Using the data below, copy every line that contains the word "Intensity".

_ _ _ _ _

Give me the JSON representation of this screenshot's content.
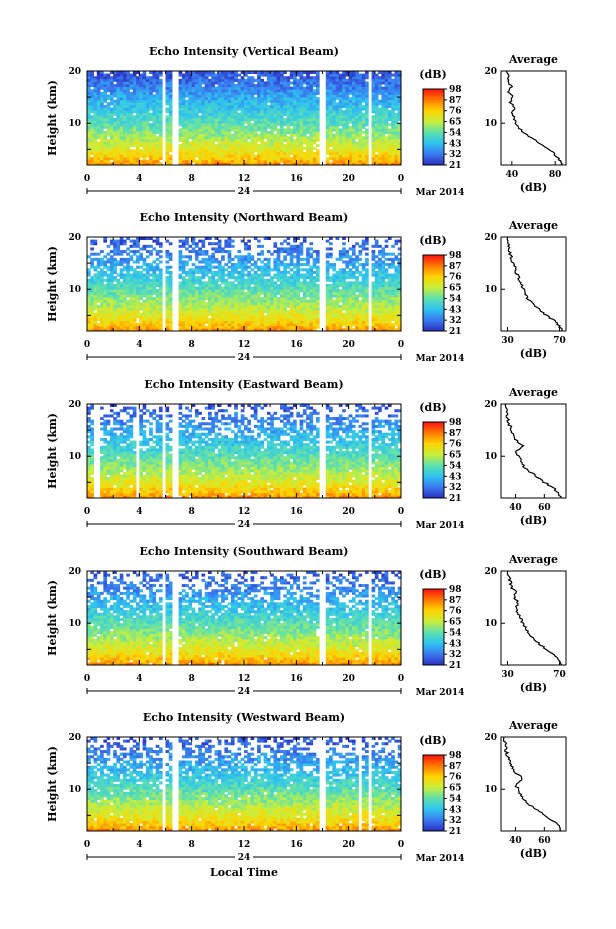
{
  "figure": {
    "x_axis_label": "Local Time",
    "colorbar_unit": "(dB)",
    "average_panel_title": "Average",
    "average_x_label": "(dB)",
    "date_text": "Mar 2014",
    "day_label": "24"
  },
  "colorscale": {
    "ticks": [
      "98",
      "87",
      "76",
      "65",
      "54",
      "43",
      "32",
      "21"
    ],
    "stops": [
      "#ff1010",
      "#ff7a00",
      "#ffd400",
      "#c8ef3c",
      "#5fe0ad",
      "#2ec4f0",
      "#3a7af0",
      "#2a2fc0"
    ]
  },
  "chart_data": [
    {
      "type": "heatmap",
      "title": "Echo Intensity (Vertical Beam)",
      "xlabel": "",
      "ylabel": "Height (km)",
      "xlim": [
        0,
        24
      ],
      "x_ticks": [
        "0",
        "4",
        "8",
        "12",
        "16",
        "20",
        "0"
      ],
      "ylim": [
        2,
        20
      ],
      "y_ticks": [
        "20",
        "10"
      ],
      "value_range_db": [
        21,
        98
      ],
      "data_gaps_hours": [
        [
          5.7,
          6.0
        ],
        [
          6.6,
          7.1
        ],
        [
          17.8,
          18.2
        ],
        [
          21.4,
          21.8
        ]
      ],
      "average_profile": {
        "xlabel": "(dB)",
        "ylabel": "",
        "x_ticks": [
          "40",
          "80"
        ],
        "xlim": [
          30,
          90
        ],
        "ylim": [
          2,
          20
        ],
        "profile": [
          [
            2,
            86
          ],
          [
            3,
            84
          ],
          [
            4,
            80
          ],
          [
            5,
            74
          ],
          [
            6,
            66
          ],
          [
            7,
            60
          ],
          [
            8,
            52
          ],
          [
            9,
            47
          ],
          [
            10,
            44
          ],
          [
            11,
            42
          ],
          [
            12,
            40
          ],
          [
            13,
            43
          ],
          [
            14,
            38
          ],
          [
            15,
            41
          ],
          [
            16,
            37
          ],
          [
            17,
            40
          ],
          [
            18,
            36
          ],
          [
            19,
            37
          ],
          [
            20,
            35
          ]
        ]
      }
    },
    {
      "type": "heatmap",
      "title": "Echo Intensity (Northward Beam)",
      "xlabel": "",
      "ylabel": "Height (km)",
      "xlim": [
        0,
        24
      ],
      "x_ticks": [
        "0",
        "4",
        "8",
        "12",
        "16",
        "20",
        "0"
      ],
      "ylim": [
        2,
        20
      ],
      "y_ticks": [
        "20",
        "10"
      ],
      "value_range_db": [
        21,
        98
      ],
      "data_gaps_hours": [
        [
          5.7,
          6.0
        ],
        [
          6.6,
          7.1
        ],
        [
          17.8,
          18.2
        ],
        [
          21.4,
          21.8
        ]
      ],
      "average_profile": {
        "xlabel": "(dB)",
        "ylabel": "",
        "x_ticks": [
          "30",
          "70"
        ],
        "xlim": [
          25,
          75
        ],
        "ylim": [
          2,
          20
        ],
        "profile": [
          [
            2,
            72
          ],
          [
            3,
            70
          ],
          [
            4,
            66
          ],
          [
            5,
            60
          ],
          [
            6,
            55
          ],
          [
            7,
            50
          ],
          [
            8,
            46
          ],
          [
            9,
            44
          ],
          [
            10,
            42
          ],
          [
            11,
            41
          ],
          [
            12,
            39
          ],
          [
            13,
            37
          ],
          [
            14,
            36
          ],
          [
            15,
            34
          ],
          [
            16,
            33
          ],
          [
            17,
            32
          ],
          [
            18,
            31
          ],
          [
            19,
            30
          ],
          [
            20,
            30
          ]
        ]
      }
    },
    {
      "type": "heatmap",
      "title": "Echo Intensity (Eastward Beam)",
      "xlabel": "",
      "ylabel": "Height (km)",
      "xlim": [
        0,
        24
      ],
      "x_ticks": [
        "0",
        "4",
        "8",
        "12",
        "16",
        "20",
        "0"
      ],
      "ylim": [
        2,
        20
      ],
      "y_ticks": [
        "20",
        "10"
      ],
      "value_range_db": [
        21,
        98
      ],
      "data_gaps_hours": [
        [
          0.6,
          0.9
        ],
        [
          3.8,
          4.0
        ],
        [
          5.7,
          6.0
        ],
        [
          6.6,
          7.1
        ],
        [
          17.8,
          18.2
        ],
        [
          21.4,
          21.8
        ]
      ],
      "average_profile": {
        "xlabel": "(dB)",
        "ylabel": "",
        "x_ticks": [
          "40",
          "60"
        ],
        "xlim": [
          30,
          75
        ],
        "ylim": [
          2,
          20
        ],
        "profile": [
          [
            2,
            72
          ],
          [
            3,
            70
          ],
          [
            4,
            66
          ],
          [
            5,
            60
          ],
          [
            6,
            55
          ],
          [
            7,
            50
          ],
          [
            8,
            46
          ],
          [
            9,
            44
          ],
          [
            10,
            42
          ],
          [
            11,
            40
          ],
          [
            12,
            45
          ],
          [
            13,
            41
          ],
          [
            14,
            38
          ],
          [
            15,
            37
          ],
          [
            16,
            36
          ],
          [
            17,
            35
          ],
          [
            18,
            34
          ],
          [
            19,
            34
          ],
          [
            20,
            33
          ]
        ]
      }
    },
    {
      "type": "heatmap",
      "title": "Echo Intensity (Southward Beam)",
      "xlabel": "",
      "ylabel": "Height (km)",
      "xlim": [
        0,
        24
      ],
      "x_ticks": [
        "0",
        "4",
        "8",
        "12",
        "16",
        "20",
        "0"
      ],
      "ylim": [
        2,
        20
      ],
      "y_ticks": [
        "20",
        "10"
      ],
      "value_range_db": [
        21,
        98
      ],
      "data_gaps_hours": [
        [
          5.7,
          6.0
        ],
        [
          6.6,
          7.1
        ],
        [
          17.8,
          18.2
        ],
        [
          21.4,
          21.8
        ]
      ],
      "average_profile": {
        "xlabel": "(dB)",
        "ylabel": "",
        "x_ticks": [
          "30",
          "70"
        ],
        "xlim": [
          25,
          75
        ],
        "ylim": [
          2,
          20
        ],
        "profile": [
          [
            2,
            72
          ],
          [
            3,
            70
          ],
          [
            4,
            66
          ],
          [
            5,
            60
          ],
          [
            6,
            55
          ],
          [
            7,
            50
          ],
          [
            8,
            46
          ],
          [
            9,
            44
          ],
          [
            10,
            42
          ],
          [
            11,
            40
          ],
          [
            12,
            38
          ],
          [
            13,
            37
          ],
          [
            14,
            38
          ],
          [
            15,
            35
          ],
          [
            16,
            36
          ],
          [
            17,
            33
          ],
          [
            18,
            32
          ],
          [
            19,
            31
          ],
          [
            20,
            30
          ]
        ]
      }
    },
    {
      "type": "heatmap",
      "title": "Echo Intensity (Westward Beam)",
      "xlabel": "Local Time",
      "ylabel": "Height (km)",
      "xlim": [
        0,
        24
      ],
      "x_ticks": [
        "0",
        "4",
        "8",
        "12",
        "16",
        "20",
        "0"
      ],
      "ylim": [
        2,
        20
      ],
      "y_ticks": [
        "20",
        "10"
      ],
      "value_range_db": [
        21,
        98
      ],
      "data_gaps_hours": [
        [
          5.7,
          6.0
        ],
        [
          6.6,
          7.1
        ],
        [
          17.8,
          18.2
        ],
        [
          20.8,
          21.1
        ],
        [
          21.4,
          21.8
        ]
      ],
      "average_profile": {
        "xlabel": "(dB)",
        "ylabel": "",
        "x_ticks": [
          "40",
          "60"
        ],
        "xlim": [
          30,
          75
        ],
        "ylim": [
          2,
          20
        ],
        "profile": [
          [
            2,
            72
          ],
          [
            3,
            70
          ],
          [
            4,
            66
          ],
          [
            5,
            60
          ],
          [
            6,
            55
          ],
          [
            7,
            50
          ],
          [
            8,
            46
          ],
          [
            9,
            44
          ],
          [
            10,
            42
          ],
          [
            11,
            40
          ],
          [
            12,
            45
          ],
          [
            13,
            41
          ],
          [
            14,
            38
          ],
          [
            15,
            36
          ],
          [
            16,
            35
          ],
          [
            17,
            34
          ],
          [
            18,
            33
          ],
          [
            19,
            33
          ],
          [
            20,
            32
          ]
        ]
      }
    }
  ]
}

_ _ _ _ _

**Answer to the task:**
      "title": "Echo Intensity (Vertical Beam)",
      "title": "Echo Intensity (Northward Beam)",
      "title": "Echo Intensity (Eastward Beam)",
      "title": "Echo Intensity (Southward Beam)",
      "title": "Echo Intensity (Westward Beam)",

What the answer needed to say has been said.